Copy the entries below exactly. Images do not belong in the copy.

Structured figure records
<<<<

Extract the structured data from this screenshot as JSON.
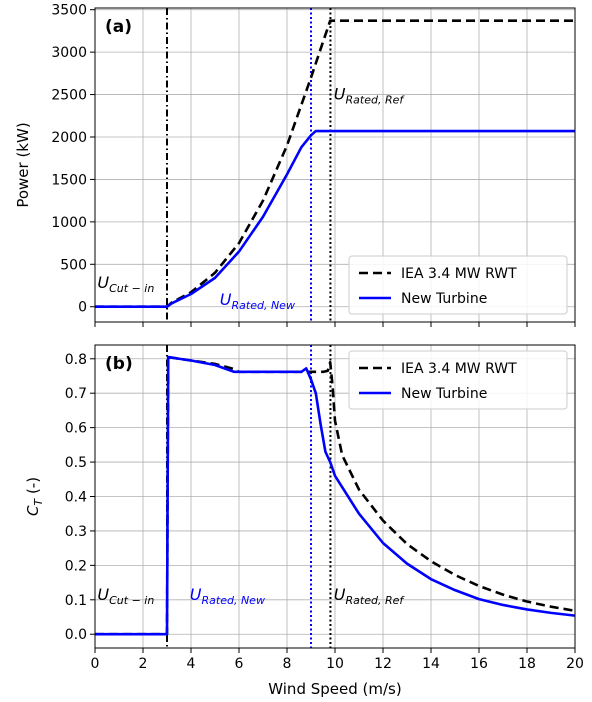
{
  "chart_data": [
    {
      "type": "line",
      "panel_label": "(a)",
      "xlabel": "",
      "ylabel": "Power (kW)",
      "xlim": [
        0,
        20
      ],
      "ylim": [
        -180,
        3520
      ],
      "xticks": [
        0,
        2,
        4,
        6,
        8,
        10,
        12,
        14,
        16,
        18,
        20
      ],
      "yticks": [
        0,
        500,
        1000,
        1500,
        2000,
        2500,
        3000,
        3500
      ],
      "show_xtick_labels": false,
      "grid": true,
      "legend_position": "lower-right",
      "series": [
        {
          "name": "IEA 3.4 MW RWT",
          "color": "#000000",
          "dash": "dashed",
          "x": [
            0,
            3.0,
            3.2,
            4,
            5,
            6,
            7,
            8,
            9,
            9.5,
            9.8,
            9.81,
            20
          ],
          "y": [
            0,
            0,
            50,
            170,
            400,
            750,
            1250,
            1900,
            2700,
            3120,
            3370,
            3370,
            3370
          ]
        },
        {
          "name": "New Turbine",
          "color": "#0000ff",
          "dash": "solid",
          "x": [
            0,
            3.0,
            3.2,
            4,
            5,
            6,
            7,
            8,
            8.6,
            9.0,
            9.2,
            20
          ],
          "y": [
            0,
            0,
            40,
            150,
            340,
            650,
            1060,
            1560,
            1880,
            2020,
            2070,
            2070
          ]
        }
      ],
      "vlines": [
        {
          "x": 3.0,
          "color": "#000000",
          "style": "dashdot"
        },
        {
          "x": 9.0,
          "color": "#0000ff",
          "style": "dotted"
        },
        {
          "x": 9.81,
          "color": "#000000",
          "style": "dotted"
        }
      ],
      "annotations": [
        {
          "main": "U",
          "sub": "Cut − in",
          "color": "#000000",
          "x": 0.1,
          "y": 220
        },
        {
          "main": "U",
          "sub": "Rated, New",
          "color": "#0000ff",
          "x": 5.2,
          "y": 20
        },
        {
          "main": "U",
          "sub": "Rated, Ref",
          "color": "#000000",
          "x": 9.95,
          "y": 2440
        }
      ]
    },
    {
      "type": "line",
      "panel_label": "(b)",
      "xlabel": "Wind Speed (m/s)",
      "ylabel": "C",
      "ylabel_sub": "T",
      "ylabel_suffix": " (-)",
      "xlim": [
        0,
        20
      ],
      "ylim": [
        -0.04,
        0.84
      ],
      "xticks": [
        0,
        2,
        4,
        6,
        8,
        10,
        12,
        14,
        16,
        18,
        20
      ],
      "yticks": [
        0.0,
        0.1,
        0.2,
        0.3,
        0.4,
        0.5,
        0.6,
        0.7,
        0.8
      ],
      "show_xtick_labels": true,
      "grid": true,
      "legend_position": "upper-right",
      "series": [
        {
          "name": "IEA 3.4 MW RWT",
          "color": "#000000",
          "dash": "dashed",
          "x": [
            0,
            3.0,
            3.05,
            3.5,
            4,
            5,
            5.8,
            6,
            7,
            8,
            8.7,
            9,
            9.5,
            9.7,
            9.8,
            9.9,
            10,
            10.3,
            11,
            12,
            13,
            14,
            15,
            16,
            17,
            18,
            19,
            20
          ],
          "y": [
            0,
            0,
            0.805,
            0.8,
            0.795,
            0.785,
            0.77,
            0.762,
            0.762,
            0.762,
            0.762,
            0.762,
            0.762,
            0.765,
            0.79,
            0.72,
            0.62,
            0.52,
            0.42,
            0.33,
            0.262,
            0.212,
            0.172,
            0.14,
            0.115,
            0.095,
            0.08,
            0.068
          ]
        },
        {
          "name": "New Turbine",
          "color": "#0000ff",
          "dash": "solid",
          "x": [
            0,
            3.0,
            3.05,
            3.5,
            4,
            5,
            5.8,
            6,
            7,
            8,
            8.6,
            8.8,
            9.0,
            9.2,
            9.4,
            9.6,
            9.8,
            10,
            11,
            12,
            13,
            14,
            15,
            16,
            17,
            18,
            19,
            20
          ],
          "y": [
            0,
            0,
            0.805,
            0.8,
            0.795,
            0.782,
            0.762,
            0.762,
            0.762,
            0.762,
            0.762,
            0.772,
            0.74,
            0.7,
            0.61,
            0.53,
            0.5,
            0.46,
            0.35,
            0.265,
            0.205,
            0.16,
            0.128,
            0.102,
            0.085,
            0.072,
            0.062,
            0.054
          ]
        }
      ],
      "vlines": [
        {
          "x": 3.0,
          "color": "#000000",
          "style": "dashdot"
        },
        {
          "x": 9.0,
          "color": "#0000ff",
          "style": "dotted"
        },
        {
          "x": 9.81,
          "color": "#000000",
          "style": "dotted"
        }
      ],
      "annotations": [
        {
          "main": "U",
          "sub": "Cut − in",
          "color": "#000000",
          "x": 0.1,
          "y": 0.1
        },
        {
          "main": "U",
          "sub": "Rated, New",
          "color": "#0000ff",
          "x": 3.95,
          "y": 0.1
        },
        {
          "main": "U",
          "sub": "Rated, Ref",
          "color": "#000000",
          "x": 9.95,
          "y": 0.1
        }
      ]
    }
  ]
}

>>>>

▸ **COMPLETE RESPONSE**:
Extract the structured data from this screenshot as JSON.
{
  "chart_data": [
    {
      "type": "line",
      "panel_label": "(a)",
      "xlabel": "",
      "ylabel": "Power (kW)",
      "xlim": [
        0,
        20
      ],
      "ylim": [
        -180,
        3520
      ],
      "xticks": [
        0,
        2,
        4,
        6,
        8,
        10,
        12,
        14,
        16,
        18,
        20
      ],
      "yticks": [
        0,
        500,
        1000,
        1500,
        2000,
        2500,
        3000,
        3500
      ],
      "show_xtick_labels": false,
      "grid": true,
      "legend_position": "lower-right",
      "series": [
        {
          "name": "IEA 3.4 MW RWT",
          "color": "#000000",
          "dash": "dashed",
          "x": [
            0,
            3.0,
            3.2,
            4,
            5,
            6,
            7,
            8,
            9,
            9.5,
            9.8,
            9.81,
            20
          ],
          "y": [
            0,
            0,
            50,
            170,
            400,
            750,
            1250,
            1900,
            2700,
            3120,
            3370,
            3370,
            3370
          ]
        },
        {
          "name": "New Turbine",
          "color": "#0000ff",
          "dash": "solid",
          "x": [
            0,
            3.0,
            3.2,
            4,
            5,
            6,
            7,
            8,
            8.6,
            9.0,
            9.2,
            20
          ],
          "y": [
            0,
            0,
            40,
            150,
            340,
            650,
            1060,
            1560,
            1880,
            2020,
            2070,
            2070
          ]
        }
      ],
      "vlines": [
        {
          "x": 3.0,
          "color": "#000000",
          "style": "dashdot"
        },
        {
          "x": 9.0,
          "color": "#0000ff",
          "style": "dotted"
        },
        {
          "x": 9.81,
          "color": "#000000",
          "style": "dotted"
        }
      ],
      "annotations": [
        {
          "main": "U",
          "sub": "Cut − in",
          "color": "#000000",
          "x": 0.1,
          "y": 220
        },
        {
          "main": "U",
          "sub": "Rated, New",
          "color": "#0000ff",
          "x": 5.2,
          "y": 20
        },
        {
          "main": "U",
          "sub": "Rated, Ref",
          "color": "#000000",
          "x": 9.95,
          "y": 2440
        }
      ]
    },
    {
      "type": "line",
      "panel_label": "(b)",
      "xlabel": "Wind Speed (m/s)",
      "ylabel": "C",
      "ylabel_sub": "T",
      "ylabel_suffix": " (-)",
      "xlim": [
        0,
        20
      ],
      "ylim": [
        -0.04,
        0.84
      ],
      "xticks": [
        0,
        2,
        4,
        6,
        8,
        10,
        12,
        14,
        16,
        18,
        20
      ],
      "yticks": [
        0.0,
        0.1,
        0.2,
        0.3,
        0.4,
        0.5,
        0.6,
        0.7,
        0.8
      ],
      "show_xtick_labels": true,
      "grid": true,
      "legend_position": "upper-right",
      "series": [
        {
          "name": "IEA 3.4 MW RWT",
          "color": "#000000",
          "dash": "dashed",
          "x": [
            0,
            3.0,
            3.05,
            3.5,
            4,
            5,
            5.8,
            6,
            7,
            8,
            8.7,
            9,
            9.5,
            9.7,
            9.8,
            9.9,
            10,
            10.3,
            11,
            12,
            13,
            14,
            15,
            16,
            17,
            18,
            19,
            20
          ],
          "y": [
            0,
            0,
            0.805,
            0.8,
            0.795,
            0.785,
            0.77,
            0.762,
            0.762,
            0.762,
            0.762,
            0.762,
            0.762,
            0.765,
            0.79,
            0.72,
            0.62,
            0.52,
            0.42,
            0.33,
            0.262,
            0.212,
            0.172,
            0.14,
            0.115,
            0.095,
            0.08,
            0.068
          ]
        },
        {
          "name": "New Turbine",
          "color": "#0000ff",
          "dash": "solid",
          "x": [
            0,
            3.0,
            3.05,
            3.5,
            4,
            5,
            5.8,
            6,
            7,
            8,
            8.6,
            8.8,
            9.0,
            9.2,
            9.4,
            9.6,
            9.8,
            10,
            11,
            12,
            13,
            14,
            15,
            16,
            17,
            18,
            19,
            20
          ],
          "y": [
            0,
            0,
            0.805,
            0.8,
            0.795,
            0.782,
            0.762,
            0.762,
            0.762,
            0.762,
            0.762,
            0.772,
            0.74,
            0.7,
            0.61,
            0.53,
            0.5,
            0.46,
            0.35,
            0.265,
            0.205,
            0.16,
            0.128,
            0.102,
            0.085,
            0.072,
            0.062,
            0.054
          ]
        }
      ],
      "vlines": [
        {
          "x": 3.0,
          "color": "#000000",
          "style": "dashdot"
        },
        {
          "x": 9.0,
          "color": "#0000ff",
          "style": "dotted"
        },
        {
          "x": 9.81,
          "color": "#000000",
          "style": "dotted"
        }
      ],
      "annotations": [
        {
          "main": "U",
          "sub": "Cut − in",
          "color": "#000000",
          "x": 0.1,
          "y": 0.1
        },
        {
          "main": "U",
          "sub": "Rated, New",
          "color": "#0000ff",
          "x": 3.95,
          "y": 0.1
        },
        {
          "main": "U",
          "sub": "Rated, Ref",
          "color": "#000000",
          "x": 9.95,
          "y": 0.1
        }
      ]
    }
  ]
}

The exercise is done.